> _TASK GOAL_: Every line with "Coordinate" in it should be copied from the data.

*** Opening of PROVIDED DATA ***

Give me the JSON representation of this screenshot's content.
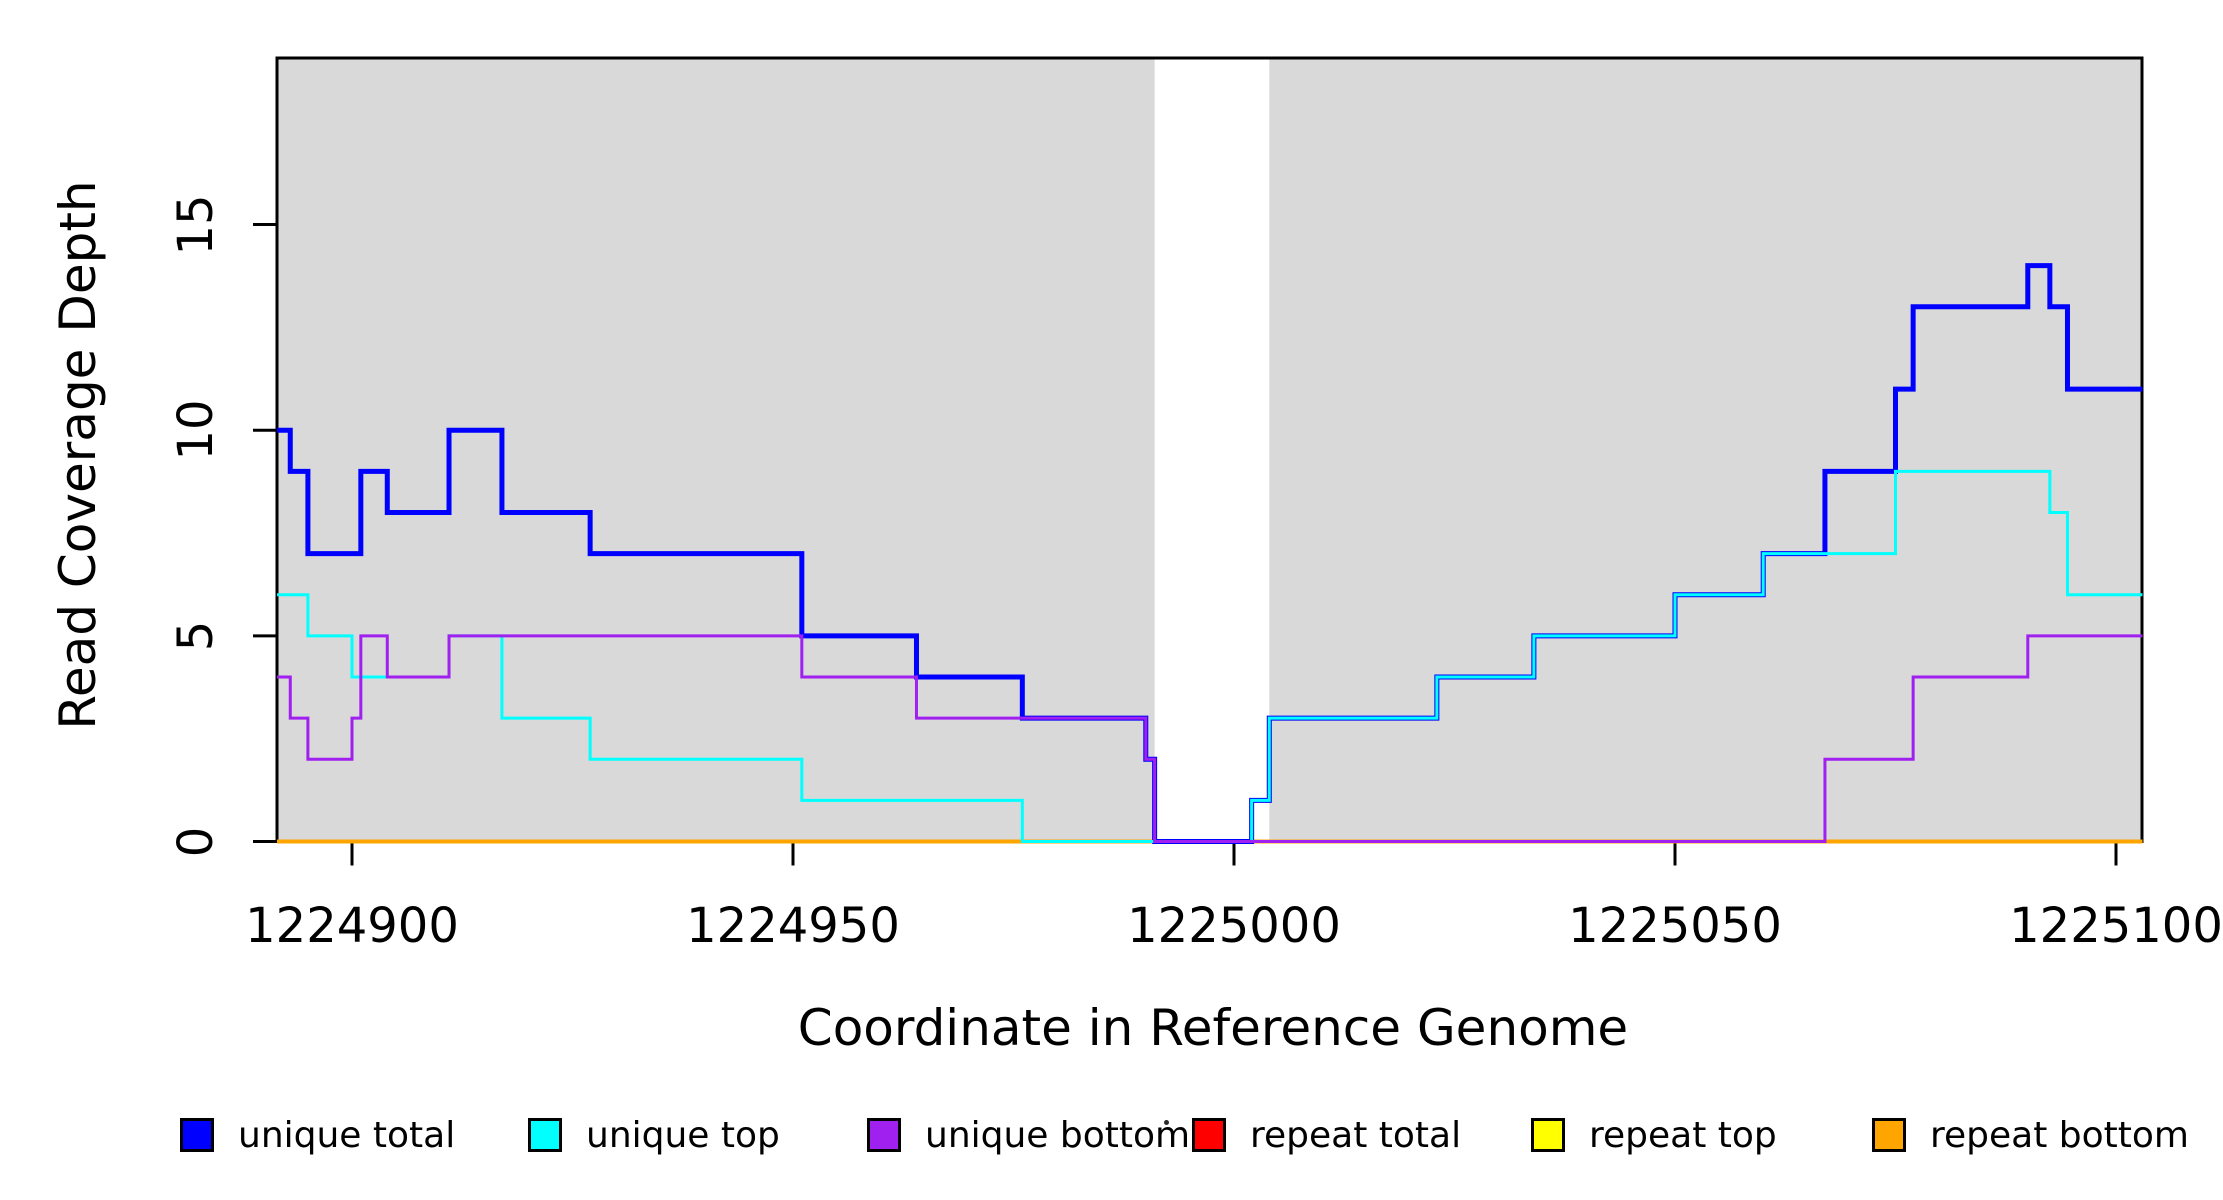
{
  "chart_data": {
    "type": "line",
    "subtype": "step-coverage-plot",
    "title": "",
    "xlabel": "Coordinate in Reference Genome",
    "ylabel": "Read Coverage Depth",
    "x_ticks": [
      1224900,
      1224950,
      1225000,
      1225050,
      1225100
    ],
    "y_ticks": [
      0,
      5,
      10,
      15
    ],
    "xlim": [
      1224891.5,
      1225103
    ],
    "ylim": [
      0,
      19
    ],
    "grid": false,
    "background_shading": {
      "color": "#D9D9D9",
      "regions": [
        [
          1224891.5,
          1224991
        ],
        [
          1225004,
          1225103
        ]
      ],
      "white_gap": [
        1224991,
        1225004
      ]
    },
    "legend_position": "bottom",
    "draw_order": [
      "repeat total",
      "repeat top",
      "repeat bottom",
      "unique total",
      "unique top",
      "unique bottom"
    ],
    "series": [
      {
        "name": "unique total",
        "color": "#0000FF",
        "line_width": 5,
        "steps": [
          [
            1224891.5,
            10
          ],
          [
            1224893,
            9
          ],
          [
            1224895,
            7
          ],
          [
            1224901,
            9
          ],
          [
            1224904,
            8
          ],
          [
            1224911,
            10
          ],
          [
            1224917,
            8
          ],
          [
            1224927,
            7
          ],
          [
            1224951,
            5
          ],
          [
            1224964,
            4
          ],
          [
            1224976,
            3
          ],
          [
            1224990,
            2
          ],
          [
            1224991,
            0
          ],
          [
            1225002,
            1
          ],
          [
            1225004,
            3
          ],
          [
            1225023,
            4
          ],
          [
            1225034,
            5
          ],
          [
            1225050,
            6
          ],
          [
            1225060,
            7
          ],
          [
            1225067,
            9
          ],
          [
            1225075,
            11
          ],
          [
            1225077,
            13
          ],
          [
            1225090,
            14
          ],
          [
            1225092.5,
            13
          ],
          [
            1225094.5,
            11
          ]
        ]
      },
      {
        "name": "unique top",
        "color": "#00FFFF",
        "line_width": 3,
        "steps": [
          [
            1224891.5,
            6
          ],
          [
            1224895,
            5
          ],
          [
            1224900,
            4
          ],
          [
            1224911,
            5
          ],
          [
            1224917,
            3
          ],
          [
            1224927,
            2
          ],
          [
            1224951,
            1
          ],
          [
            1224976,
            0
          ],
          [
            1225002,
            1
          ],
          [
            1225004,
            3
          ],
          [
            1225023,
            4
          ],
          [
            1225034,
            5
          ],
          [
            1225050,
            6
          ],
          [
            1225060,
            7
          ],
          [
            1225075,
            9
          ],
          [
            1225092.5,
            8
          ],
          [
            1225094.5,
            6
          ]
        ]
      },
      {
        "name": "unique bottom",
        "color": "#A020F0",
        "line_width": 3,
        "steps": [
          [
            1224891.5,
            4
          ],
          [
            1224893,
            3
          ],
          [
            1224895,
            2
          ],
          [
            1224900,
            3
          ],
          [
            1224901,
            5
          ],
          [
            1224904,
            4
          ],
          [
            1224911,
            5
          ],
          [
            1224951,
            4
          ],
          [
            1224964,
            3
          ],
          [
            1224990,
            2
          ],
          [
            1224991,
            0
          ],
          [
            1225067,
            2
          ],
          [
            1225077,
            4
          ],
          [
            1225090,
            5
          ]
        ]
      },
      {
        "name": "repeat total",
        "color": "#FF0000",
        "line_width": 3,
        "steps": [
          [
            1224891.5,
            0
          ]
        ]
      },
      {
        "name": "repeat top",
        "color": "#FFFF00",
        "line_width": 3,
        "steps": [
          [
            1224891.5,
            0
          ]
        ]
      },
      {
        "name": "repeat bottom",
        "color": "#FFA500",
        "line_width": 4,
        "steps": [
          [
            1224891.5,
            0
          ]
        ]
      }
    ]
  },
  "legend": {
    "items": [
      {
        "label": "unique total",
        "color": "#0000FF"
      },
      {
        "label": "unique top",
        "color": "#00FFFF"
      },
      {
        "label": "unique bottom",
        "color": "#A020F0"
      },
      {
        "label": "repeat total",
        "color": "#FF0000"
      },
      {
        "label": "repeat top",
        "color": "#FFFF00"
      },
      {
        "label": "repeat bottom",
        "color": "#FFA500"
      }
    ]
  },
  "axes": {
    "x_title": "Coordinate in Reference Genome",
    "y_title": "Read Coverage Depth"
  }
}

*** Close of PROVIDED DATA ***

> _YOUR RESPONSE_:
    "xlabel": "Coordinate in Reference Genome",
    "x_title": "Coordinate in Reference Genome",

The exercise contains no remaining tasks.